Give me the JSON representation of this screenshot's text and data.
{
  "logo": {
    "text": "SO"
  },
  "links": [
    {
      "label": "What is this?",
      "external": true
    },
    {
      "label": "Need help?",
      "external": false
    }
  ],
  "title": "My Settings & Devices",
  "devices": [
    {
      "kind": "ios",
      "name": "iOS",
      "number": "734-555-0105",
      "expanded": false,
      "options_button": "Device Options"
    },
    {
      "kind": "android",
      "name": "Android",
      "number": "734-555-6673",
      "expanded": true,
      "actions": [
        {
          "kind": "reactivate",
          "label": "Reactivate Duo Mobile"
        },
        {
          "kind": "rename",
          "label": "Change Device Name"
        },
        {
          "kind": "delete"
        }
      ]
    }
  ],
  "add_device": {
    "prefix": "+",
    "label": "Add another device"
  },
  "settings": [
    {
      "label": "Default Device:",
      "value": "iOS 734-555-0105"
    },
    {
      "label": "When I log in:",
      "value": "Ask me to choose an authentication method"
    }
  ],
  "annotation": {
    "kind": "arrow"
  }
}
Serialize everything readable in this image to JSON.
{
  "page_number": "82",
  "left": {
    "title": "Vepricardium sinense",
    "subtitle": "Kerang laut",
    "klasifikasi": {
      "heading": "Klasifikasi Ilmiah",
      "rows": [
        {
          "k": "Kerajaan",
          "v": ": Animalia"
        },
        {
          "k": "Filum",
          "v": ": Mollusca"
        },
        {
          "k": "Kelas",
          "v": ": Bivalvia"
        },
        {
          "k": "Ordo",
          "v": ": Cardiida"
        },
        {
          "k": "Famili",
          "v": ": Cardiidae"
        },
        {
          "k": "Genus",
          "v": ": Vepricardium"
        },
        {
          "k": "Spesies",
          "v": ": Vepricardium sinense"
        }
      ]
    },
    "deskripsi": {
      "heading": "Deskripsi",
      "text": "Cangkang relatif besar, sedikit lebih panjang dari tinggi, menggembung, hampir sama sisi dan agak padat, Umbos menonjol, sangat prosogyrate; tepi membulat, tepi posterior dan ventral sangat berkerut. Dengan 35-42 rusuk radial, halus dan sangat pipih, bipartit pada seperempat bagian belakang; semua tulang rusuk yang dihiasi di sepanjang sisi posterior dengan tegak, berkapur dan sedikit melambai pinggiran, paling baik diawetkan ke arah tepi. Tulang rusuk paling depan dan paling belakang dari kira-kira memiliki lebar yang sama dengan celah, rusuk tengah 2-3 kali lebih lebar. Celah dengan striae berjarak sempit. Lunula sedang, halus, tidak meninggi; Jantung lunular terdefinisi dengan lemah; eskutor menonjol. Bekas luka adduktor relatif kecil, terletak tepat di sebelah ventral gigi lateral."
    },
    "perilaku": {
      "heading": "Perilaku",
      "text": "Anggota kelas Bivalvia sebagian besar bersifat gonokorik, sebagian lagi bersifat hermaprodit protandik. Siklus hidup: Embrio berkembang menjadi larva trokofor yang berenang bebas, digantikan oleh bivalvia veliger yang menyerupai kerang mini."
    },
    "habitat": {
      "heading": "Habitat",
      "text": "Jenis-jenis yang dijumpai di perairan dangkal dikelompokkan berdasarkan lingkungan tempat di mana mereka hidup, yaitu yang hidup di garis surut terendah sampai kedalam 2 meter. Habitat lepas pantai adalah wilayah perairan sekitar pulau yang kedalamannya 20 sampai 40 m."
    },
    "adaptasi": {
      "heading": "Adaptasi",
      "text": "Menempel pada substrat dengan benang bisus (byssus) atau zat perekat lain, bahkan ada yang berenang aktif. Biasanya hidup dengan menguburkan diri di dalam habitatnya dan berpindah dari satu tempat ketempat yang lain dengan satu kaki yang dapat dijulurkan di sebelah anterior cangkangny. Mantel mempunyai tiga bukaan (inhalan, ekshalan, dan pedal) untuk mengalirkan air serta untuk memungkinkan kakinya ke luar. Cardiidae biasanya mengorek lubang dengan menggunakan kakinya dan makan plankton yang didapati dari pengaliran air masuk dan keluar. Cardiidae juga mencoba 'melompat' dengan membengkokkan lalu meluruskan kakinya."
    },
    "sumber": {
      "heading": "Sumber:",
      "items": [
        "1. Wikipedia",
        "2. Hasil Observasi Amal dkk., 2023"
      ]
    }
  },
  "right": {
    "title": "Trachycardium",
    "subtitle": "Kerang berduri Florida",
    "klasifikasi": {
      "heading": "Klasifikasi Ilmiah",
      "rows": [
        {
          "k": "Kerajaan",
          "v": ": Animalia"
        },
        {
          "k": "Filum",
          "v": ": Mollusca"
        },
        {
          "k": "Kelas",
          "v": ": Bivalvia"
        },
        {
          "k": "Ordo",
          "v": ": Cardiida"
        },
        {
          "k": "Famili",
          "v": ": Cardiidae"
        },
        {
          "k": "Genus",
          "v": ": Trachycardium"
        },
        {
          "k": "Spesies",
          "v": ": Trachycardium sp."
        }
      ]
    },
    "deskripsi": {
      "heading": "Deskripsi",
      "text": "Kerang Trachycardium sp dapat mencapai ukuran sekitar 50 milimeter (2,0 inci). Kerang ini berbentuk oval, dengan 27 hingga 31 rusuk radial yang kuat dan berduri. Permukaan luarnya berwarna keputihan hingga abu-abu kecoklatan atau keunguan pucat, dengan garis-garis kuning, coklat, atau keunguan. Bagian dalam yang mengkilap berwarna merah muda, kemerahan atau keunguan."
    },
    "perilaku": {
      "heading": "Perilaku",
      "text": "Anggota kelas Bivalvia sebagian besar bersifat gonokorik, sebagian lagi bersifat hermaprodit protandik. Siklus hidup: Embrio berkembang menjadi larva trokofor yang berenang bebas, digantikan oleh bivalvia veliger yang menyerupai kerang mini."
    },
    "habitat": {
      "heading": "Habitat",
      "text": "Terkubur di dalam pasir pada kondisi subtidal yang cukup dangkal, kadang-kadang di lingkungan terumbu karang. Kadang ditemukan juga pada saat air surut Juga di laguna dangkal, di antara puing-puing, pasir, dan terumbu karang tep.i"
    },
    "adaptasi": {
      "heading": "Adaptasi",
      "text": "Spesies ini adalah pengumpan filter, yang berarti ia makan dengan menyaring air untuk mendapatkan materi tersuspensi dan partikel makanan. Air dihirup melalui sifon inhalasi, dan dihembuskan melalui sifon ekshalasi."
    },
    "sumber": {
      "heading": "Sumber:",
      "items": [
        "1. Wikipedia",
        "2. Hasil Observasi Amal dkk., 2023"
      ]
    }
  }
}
....................
(AIM):
Write out every entry above, word for word.

(COMPLETED TASK):
Give me the JSON representation of this screenshot's text and data.
{
  "logo": {
    "text": "SO"
  },
  "links": [
    {
      "label": "What is this?",
      "external": true
    },
    {
      "label": "Need help?",
      "external": false
    }
  ],
  "title": "My Settings & Devices",
  "devices": [
    {
      "kind": "ios",
      "name": "iOS",
      "number": "734-555-0105",
      "expanded": false,
      "options_button": "Device Options"
    },
    {
      "kind": "android",
      "name": "Android",
      "number": "734-555-6673",
      "expanded": true,
      "actions": [
        {
          "kind": "reactivate",
          "label": "Reactivate Duo Mobile"
        },
        {
          "kind": "rename",
          "label": "Change Device Name"
        },
        {
          "kind": "delete"
        }
      ]
    }
  ],
  "add_device": {
    "prefix": "+",
    "label": "Add another device"
  },
  "settings": [
    {
      "label": "Default Device:",
      "value": "iOS 734-555-0105"
    },
    {
      "label": "When I log in:",
      "value": "Ask me to choose an authentication method"
    }
  ],
  "annotation": {
    "kind": "arrow"
  }
}
Serialize everything readable in this image to JSON.
{
  "page_number": "82",
  "left": {
    "title": "Vepricardium sinense",
    "subtitle": "Kerang laut",
    "klasifikasi": {
      "heading": "Klasifikasi Ilmiah",
      "rows": [
        {
          "k": "Kerajaan",
          "v": ": Animalia"
        },
        {
          "k": "Filum",
          "v": ": Mollusca"
        },
        {
          "k": "Kelas",
          "v": ": Bivalvia"
        },
        {
          "k": "Ordo",
          "v": ": Cardiida"
        },
        {
          "k": "Famili",
          "v": ": Cardiidae"
        },
        {
          "k": "Genus",
          "v": ": Vepricardium"
        },
        {
          "k": "Spesies",
          "v": ": Vepricardium sinense"
        }
      ]
    },
    "deskripsi": {
      "heading": "Deskripsi",
      "text": "Cangkang relatif besar, sedikit lebih panjang dari tinggi, menggembung, hampir sama sisi dan agak padat, Umbos menonjol, sangat prosogyrate; tepi membulat, tepi posterior dan ventral sangat berkerut. Dengan 35-42 rusuk radial, halus dan sangat pipih, bipartit pada seperempat bagian belakang; semua tulang rusuk yang dihiasi di sepanjang sisi posterior dengan tegak, berkapur dan sedikit melambai pinggiran, paling baik diawetkan ke arah tepi. Tulang rusuk paling depan dan paling belakang dari kira-kira memiliki lebar yang sama dengan celah, rusuk tengah 2-3 kali lebih lebar. Celah dengan striae berjarak sempit. Lunula sedang, halus, tidak meninggi; Jantung lunular terdefinisi dengan lemah; eskutor menonjol. Bekas luka adduktor relatif kecil, terletak tepat di sebelah ventral gigi lateral."
    },
    "perilaku": {
      "heading": "Perilaku",
      "text": "Anggota kelas Bivalvia sebagian besar bersifat gonokorik, sebagian lagi bersifat hermaprodit protandik. Siklus hidup: Embrio berkembang menjadi larva trokofor yang berenang bebas, digantikan oleh bivalvia veliger yang menyerupai kerang mini."
    },
    "habitat": {
      "heading": "Habitat",
      "text": "Jenis-jenis yang dijumpai di perairan dangkal dikelompokkan berdasarkan lingkungan tempat di mana mereka hidup, yaitu yang hidup di garis surut terendah sampai kedalam 2 meter. Habitat lepas pantai adalah wilayah perairan sekitar pulau yang kedalamannya 20 sampai 40 m."
    },
    "adaptasi": {
      "heading": "Adaptasi",
      "text": "Menempel pada substrat dengan benang bisus (byssus) atau zat perekat lain, bahkan ada yang berenang aktif. Biasanya hidup dengan menguburkan diri di dalam habitatnya dan berpindah dari satu tempat ketempat yang lain dengan satu kaki yang dapat dijulurkan di sebelah anterior cangkangny. Mantel mempunyai tiga bukaan (inhalan, ekshalan, dan pedal) untuk mengalirkan air serta untuk memungkinkan kakinya ke luar. Cardiidae biasanya mengorek lubang dengan menggunakan kakinya dan makan plankton yang didapati dari pengaliran air masuk dan keluar. Cardiidae juga mencoba 'melompat' dengan membengkokkan lalu meluruskan kakinya."
    },
    "sumber": {
      "heading": "Sumber:",
      "items": [
        "1. Wikipedia",
        "2. Hasil Observasi Amal dkk., 2023"
      ]
    }
  },
  "right": {
    "title": "Trachycardium",
    "subtitle": "Kerang berduri Florida",
    "klasifikasi": {
      "heading": "Klasifikasi Ilmiah",
      "rows": [
        {
          "k": "Kerajaan",
          "v": ": Animalia"
        },
        {
          "k": "Filum",
          "v": ": Mollusca"
        },
        {
          "k": "Kelas",
          "v": ": Bivalvia"
        },
        {
          "k": "Ordo",
          "v": ": Cardiida"
        },
        {
          "k": "Famili",
          "v": ": Cardiidae"
        },
        {
          "k": "Genus",
          "v": ": Trachycardium"
        },
        {
          "k": "Spesies",
          "v": ": Trachycardium sp."
        }
      ]
    },
    "deskripsi": {
      "heading": "Deskripsi",
      "text": "Kerang Trachycardium sp dapat mencapai ukuran sekitar 50 milimeter (2,0 inci). Kerang ini berbentuk oval, dengan 27 hingga 31 rusuk radial yang kuat dan berduri. Permukaan luarnya berwarna keputihan hingga abu-abu kecoklatan atau keunguan pucat, dengan garis-garis kuning, coklat, atau keunguan. Bagian dalam yang mengkilap berwarna merah muda, kemerahan atau keunguan."
    },
    "perilaku": {
      "heading": "Perilaku",
      "text": "Anggota kelas Bivalvia sebagian besar bersifat gonokorik, sebagian lagi bersifat hermaprodit protandik. Siklus hidup: Embrio berkembang menjadi larva trokofor yang berenang bebas, digantikan oleh bivalvia veliger yang menyerupai kerang mini."
    },
    "habitat": {
      "heading": "Habitat",
      "text": "Terkubur di dalam pasir pada kondisi subtidal yang cukup dangkal, kadang-kadang di lingkungan terumbu karang. Kadang ditemukan juga pada saat air surut Juga di laguna dangkal, di antara puing-puing, pasir, dan terumbu karang tep.i"
    },
    "adaptasi": {
      "heading": "Adaptasi",
      "text": "Spesies ini adalah pengumpan filter, yang berarti ia makan dengan menyaring air untuk mendapatkan materi tersuspensi dan partikel makanan. Air dihirup melalui sifon inhalasi, dan dihembuskan melalui sifon ekshalasi."
    },
    "sumber": {
      "heading": "Sumber:",
      "items": [
        "1. Wikipedia",
        "2. Hasil Observasi Amal dkk., 2023"
      ]
    }
  }
}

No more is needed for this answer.